API's require a bootstrap effect, however. An API that is used by only one application is much less useful than one that is used by many. Otherwise, you're still doing a lot of re-coding if you have to switch applications. If you're dependent on an API which can be changed at the whim of a single company, they can and will break or hide parts of the API if it works to their advantage to do so.

So... what Web Services are widely (at all) used in K-12 enterprise apps, in the US, at least? Ug... SIF. To say I have a love/hate relationship with SIF would be an overstatement. Grudging acceptance/hate is more accurate, but it is nearly the only game in town. Unfortunately, the incumbent players in the SIF polity have decided that dividing a larger chunk of a medium sized market is better than a unknown slice of a vastly larger pie, and they've effectively throttled SIF's growth for the sake of keeping control. It is not so much their greed that bugs me as their lack of vision.

Probably the sanest alternative is the e-Framework approach of leveraging broader industry standards, but it is still a hodgepodge of standards which, even in relatively simple cases often are implemented inconsistently, and the cases often aren't so simple.

Your tasks:
**a.** In the passage about APIs and SIF, what does the writer call probably the sanest alternative?
**b.** Continue the passage about APIs and SIF from its last sentence.

Recorded information:
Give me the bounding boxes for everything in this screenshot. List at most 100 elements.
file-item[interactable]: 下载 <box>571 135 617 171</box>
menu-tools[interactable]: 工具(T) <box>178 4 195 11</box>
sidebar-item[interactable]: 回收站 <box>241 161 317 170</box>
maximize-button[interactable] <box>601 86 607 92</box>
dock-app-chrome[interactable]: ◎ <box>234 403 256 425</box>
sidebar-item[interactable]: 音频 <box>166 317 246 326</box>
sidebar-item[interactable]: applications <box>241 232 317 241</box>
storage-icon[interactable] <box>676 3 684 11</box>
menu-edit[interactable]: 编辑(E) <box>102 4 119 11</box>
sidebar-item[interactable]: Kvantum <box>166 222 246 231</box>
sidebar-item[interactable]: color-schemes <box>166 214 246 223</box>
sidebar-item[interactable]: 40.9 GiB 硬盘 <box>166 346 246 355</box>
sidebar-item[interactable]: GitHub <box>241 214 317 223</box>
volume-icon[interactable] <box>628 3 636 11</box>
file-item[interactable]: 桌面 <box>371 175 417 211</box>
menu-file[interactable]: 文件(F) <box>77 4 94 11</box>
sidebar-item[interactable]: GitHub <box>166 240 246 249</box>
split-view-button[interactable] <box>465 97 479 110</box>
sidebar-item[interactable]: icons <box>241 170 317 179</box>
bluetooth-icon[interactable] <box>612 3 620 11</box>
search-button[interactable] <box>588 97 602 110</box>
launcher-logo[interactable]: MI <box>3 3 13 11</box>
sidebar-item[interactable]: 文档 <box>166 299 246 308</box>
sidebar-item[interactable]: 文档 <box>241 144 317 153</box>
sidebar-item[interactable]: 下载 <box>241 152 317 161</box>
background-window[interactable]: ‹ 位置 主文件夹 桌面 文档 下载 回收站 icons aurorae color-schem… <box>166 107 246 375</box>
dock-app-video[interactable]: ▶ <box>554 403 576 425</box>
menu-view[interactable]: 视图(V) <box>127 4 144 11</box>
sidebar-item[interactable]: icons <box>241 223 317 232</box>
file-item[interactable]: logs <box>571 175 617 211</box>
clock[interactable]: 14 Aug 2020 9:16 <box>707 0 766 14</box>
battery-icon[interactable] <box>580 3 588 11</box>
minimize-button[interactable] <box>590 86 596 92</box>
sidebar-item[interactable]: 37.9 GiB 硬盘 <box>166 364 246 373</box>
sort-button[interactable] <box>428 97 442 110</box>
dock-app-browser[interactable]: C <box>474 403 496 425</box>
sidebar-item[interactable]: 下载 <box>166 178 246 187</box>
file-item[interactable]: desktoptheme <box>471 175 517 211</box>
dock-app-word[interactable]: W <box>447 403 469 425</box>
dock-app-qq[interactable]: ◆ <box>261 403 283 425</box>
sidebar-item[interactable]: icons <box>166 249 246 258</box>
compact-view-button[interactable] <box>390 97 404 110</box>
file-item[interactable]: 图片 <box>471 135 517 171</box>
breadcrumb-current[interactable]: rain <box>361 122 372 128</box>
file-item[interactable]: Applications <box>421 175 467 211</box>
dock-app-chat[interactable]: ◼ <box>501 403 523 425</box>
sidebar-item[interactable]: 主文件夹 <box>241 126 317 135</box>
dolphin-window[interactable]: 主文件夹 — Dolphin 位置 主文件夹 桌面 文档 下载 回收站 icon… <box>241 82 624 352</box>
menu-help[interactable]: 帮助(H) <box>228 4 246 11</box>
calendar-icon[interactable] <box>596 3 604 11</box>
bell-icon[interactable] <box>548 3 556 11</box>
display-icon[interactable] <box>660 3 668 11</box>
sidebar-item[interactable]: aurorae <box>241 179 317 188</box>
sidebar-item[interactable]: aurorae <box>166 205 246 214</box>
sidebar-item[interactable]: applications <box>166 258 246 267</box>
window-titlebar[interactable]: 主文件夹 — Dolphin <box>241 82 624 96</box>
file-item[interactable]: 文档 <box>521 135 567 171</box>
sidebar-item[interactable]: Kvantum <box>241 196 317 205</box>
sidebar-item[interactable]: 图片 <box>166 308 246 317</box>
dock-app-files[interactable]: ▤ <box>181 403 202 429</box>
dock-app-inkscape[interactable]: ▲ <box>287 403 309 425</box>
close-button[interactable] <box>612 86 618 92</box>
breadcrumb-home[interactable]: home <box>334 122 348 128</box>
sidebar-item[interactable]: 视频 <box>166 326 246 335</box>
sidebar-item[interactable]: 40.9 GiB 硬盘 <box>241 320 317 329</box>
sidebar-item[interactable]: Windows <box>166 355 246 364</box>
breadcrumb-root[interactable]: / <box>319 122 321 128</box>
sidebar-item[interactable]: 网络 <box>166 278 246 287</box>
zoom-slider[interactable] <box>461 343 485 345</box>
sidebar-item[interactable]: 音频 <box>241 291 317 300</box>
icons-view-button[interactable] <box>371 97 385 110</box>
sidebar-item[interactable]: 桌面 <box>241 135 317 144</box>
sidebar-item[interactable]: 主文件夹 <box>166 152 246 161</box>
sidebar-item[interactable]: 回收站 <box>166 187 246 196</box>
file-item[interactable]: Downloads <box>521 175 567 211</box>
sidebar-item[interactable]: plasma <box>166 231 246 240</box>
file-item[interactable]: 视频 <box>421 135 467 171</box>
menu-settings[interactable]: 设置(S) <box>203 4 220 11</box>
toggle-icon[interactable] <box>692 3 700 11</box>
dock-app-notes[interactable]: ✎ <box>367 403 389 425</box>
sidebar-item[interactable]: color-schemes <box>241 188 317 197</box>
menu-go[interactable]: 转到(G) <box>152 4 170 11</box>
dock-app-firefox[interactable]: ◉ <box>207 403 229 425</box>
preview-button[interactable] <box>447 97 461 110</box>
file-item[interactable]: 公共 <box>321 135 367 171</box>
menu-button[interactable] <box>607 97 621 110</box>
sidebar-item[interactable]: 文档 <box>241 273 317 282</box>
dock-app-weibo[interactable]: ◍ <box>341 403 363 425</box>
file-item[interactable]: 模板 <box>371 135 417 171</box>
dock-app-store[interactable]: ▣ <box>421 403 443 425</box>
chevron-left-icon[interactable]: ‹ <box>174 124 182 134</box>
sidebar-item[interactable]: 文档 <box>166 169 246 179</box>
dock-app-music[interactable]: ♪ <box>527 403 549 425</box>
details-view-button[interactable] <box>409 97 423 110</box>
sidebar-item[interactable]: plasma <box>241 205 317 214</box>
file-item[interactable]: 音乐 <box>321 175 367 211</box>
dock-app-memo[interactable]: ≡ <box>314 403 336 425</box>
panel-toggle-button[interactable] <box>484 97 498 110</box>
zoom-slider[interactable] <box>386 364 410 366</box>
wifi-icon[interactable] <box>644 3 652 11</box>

Results for the exercise:
**a.** The e-Framework approach of leveraging broader industry standards.

**b.**
Another approach to extendability is what Jim Hirsch seems to be talking about here. Basically using standards for extension established within one programming environment, in this case Java J2EE. This is again, better than nothing, but limited to a given language or framework.

If you've got a good XML Web Services approach, what kind(s) of client access (web, desktop app, phone, etc.) is used is less of an issue, because you should be able to create new clients and mashups relatively easily. This is the "The Machine Is Us/Ing Us" scenario (just use XSLT!) which in fact barely exists today.

So, this sounds pretty grim. What's the answer? Ideally, a little of everything, judiciously applied. What we really need is an open source SIS built on a modern extensible web framework, so that each of these strategies, and hopefully better ones coming in the future, can be pursued in a wide variety of schools, with improvements and enhancements rolled back into the main distribution. That's what SchoolTool aims to be, and part of the reason it is taking so long, and why it may ultimately be so valuable, is that its mission is not to simply be an SIS, but the foundation of the kind of system Jeff describes.

4 comments:

Chris Lehmann said...

And this post is exactly why you all remain my big bet.

Bill Fitzgerald said...

Hello, Tom,

I agree with Chris -- if you weren't building SchoolTool, we'd probably be looking seriously into building out more of this functionality within Drupal.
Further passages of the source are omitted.